## WHAT IS REQUIRED
Every line below that mentions the word "Tablets" should be copied out.

## PROVIDED INFORMATION
..........

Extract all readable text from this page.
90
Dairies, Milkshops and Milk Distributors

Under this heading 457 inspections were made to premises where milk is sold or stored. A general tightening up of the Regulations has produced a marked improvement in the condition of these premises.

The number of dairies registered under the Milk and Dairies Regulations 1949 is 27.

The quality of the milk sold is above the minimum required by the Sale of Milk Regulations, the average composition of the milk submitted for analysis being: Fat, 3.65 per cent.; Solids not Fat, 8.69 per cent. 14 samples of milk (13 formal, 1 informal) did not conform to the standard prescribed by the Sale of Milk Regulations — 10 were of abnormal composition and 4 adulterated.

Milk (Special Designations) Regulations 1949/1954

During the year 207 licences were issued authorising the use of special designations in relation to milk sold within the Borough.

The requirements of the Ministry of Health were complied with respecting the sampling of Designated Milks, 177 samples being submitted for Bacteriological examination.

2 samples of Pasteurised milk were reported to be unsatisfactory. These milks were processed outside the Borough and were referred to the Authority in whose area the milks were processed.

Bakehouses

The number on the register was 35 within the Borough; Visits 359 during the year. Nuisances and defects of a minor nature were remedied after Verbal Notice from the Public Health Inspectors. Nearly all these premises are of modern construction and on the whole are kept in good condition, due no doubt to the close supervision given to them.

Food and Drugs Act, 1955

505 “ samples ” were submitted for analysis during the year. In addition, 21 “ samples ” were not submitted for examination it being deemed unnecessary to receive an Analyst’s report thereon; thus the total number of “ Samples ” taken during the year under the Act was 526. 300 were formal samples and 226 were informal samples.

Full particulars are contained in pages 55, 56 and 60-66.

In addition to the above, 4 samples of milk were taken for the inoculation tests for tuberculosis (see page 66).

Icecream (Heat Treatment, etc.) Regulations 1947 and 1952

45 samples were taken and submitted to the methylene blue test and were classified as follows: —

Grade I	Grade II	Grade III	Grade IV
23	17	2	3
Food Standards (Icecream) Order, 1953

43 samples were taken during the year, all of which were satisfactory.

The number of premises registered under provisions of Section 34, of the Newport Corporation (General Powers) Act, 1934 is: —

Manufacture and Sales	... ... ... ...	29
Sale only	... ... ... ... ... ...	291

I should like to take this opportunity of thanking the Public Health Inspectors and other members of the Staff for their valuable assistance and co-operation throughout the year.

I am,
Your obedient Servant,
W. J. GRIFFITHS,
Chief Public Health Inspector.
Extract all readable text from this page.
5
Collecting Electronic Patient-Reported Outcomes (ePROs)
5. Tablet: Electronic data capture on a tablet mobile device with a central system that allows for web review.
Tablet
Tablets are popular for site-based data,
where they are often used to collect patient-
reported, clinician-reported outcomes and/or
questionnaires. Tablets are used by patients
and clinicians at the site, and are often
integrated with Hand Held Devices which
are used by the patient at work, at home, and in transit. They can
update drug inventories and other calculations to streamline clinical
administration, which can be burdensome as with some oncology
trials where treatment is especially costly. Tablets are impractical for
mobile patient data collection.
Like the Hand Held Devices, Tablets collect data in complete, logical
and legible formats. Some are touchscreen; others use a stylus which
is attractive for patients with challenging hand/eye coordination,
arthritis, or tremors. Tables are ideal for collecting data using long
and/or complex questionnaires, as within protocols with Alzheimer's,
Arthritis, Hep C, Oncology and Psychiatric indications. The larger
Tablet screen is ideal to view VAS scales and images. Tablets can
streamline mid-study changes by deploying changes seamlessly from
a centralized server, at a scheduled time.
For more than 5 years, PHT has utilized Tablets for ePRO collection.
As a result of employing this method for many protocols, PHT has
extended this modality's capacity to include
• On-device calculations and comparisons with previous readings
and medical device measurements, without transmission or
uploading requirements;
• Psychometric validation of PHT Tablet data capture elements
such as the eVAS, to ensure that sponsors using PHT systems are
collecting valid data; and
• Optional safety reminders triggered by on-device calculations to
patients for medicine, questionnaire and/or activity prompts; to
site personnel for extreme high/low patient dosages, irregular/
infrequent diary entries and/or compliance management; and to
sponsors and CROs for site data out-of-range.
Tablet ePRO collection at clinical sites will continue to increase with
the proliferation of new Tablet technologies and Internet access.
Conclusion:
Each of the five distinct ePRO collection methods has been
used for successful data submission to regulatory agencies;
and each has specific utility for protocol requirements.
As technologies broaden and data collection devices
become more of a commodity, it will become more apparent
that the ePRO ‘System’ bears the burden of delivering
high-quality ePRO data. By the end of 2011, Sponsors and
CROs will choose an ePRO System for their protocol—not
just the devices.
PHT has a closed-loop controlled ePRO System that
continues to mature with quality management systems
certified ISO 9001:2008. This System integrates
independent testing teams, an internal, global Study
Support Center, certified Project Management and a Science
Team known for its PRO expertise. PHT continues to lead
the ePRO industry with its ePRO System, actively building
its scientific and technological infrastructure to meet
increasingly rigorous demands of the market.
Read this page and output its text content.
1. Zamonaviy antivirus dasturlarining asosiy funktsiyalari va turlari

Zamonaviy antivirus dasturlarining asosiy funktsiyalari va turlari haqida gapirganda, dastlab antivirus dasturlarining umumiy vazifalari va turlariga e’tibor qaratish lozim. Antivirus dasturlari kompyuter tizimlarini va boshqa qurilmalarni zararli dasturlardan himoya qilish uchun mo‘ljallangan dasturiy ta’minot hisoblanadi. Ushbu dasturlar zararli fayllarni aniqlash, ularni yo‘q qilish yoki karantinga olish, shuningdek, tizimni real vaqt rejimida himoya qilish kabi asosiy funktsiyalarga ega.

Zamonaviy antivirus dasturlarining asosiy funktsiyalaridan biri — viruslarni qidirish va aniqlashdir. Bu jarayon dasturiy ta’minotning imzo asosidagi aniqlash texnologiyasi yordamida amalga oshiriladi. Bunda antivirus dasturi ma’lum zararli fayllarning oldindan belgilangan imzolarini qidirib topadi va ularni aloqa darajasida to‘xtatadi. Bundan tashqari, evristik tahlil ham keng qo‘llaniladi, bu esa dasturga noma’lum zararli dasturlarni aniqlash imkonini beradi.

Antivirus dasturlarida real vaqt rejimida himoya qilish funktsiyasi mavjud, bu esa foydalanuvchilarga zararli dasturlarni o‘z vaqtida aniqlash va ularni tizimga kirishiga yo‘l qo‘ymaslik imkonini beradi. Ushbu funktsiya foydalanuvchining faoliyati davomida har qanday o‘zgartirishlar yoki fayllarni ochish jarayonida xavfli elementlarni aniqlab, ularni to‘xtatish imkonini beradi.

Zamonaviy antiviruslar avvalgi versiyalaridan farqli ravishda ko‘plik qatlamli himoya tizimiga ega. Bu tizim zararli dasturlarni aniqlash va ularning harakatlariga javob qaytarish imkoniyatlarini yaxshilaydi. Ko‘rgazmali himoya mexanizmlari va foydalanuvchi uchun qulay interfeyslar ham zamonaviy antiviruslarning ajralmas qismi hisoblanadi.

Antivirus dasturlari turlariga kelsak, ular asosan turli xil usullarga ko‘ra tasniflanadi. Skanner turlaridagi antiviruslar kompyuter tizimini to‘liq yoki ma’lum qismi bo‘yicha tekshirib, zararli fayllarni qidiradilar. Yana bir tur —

..........

## TASK RESULT
Tablets are popular for site-based data,
questionnaires. Tablets are used by patients
trials where treatment is especially costly. Tablets are impractical for
Like the Hand Held Devices, Tablets collect data in complete, logical
Tablet screen is ideal to view VAS scales and images. Tablets can
For more than 5 years, PHT has utilized Tablets for ePRO collection.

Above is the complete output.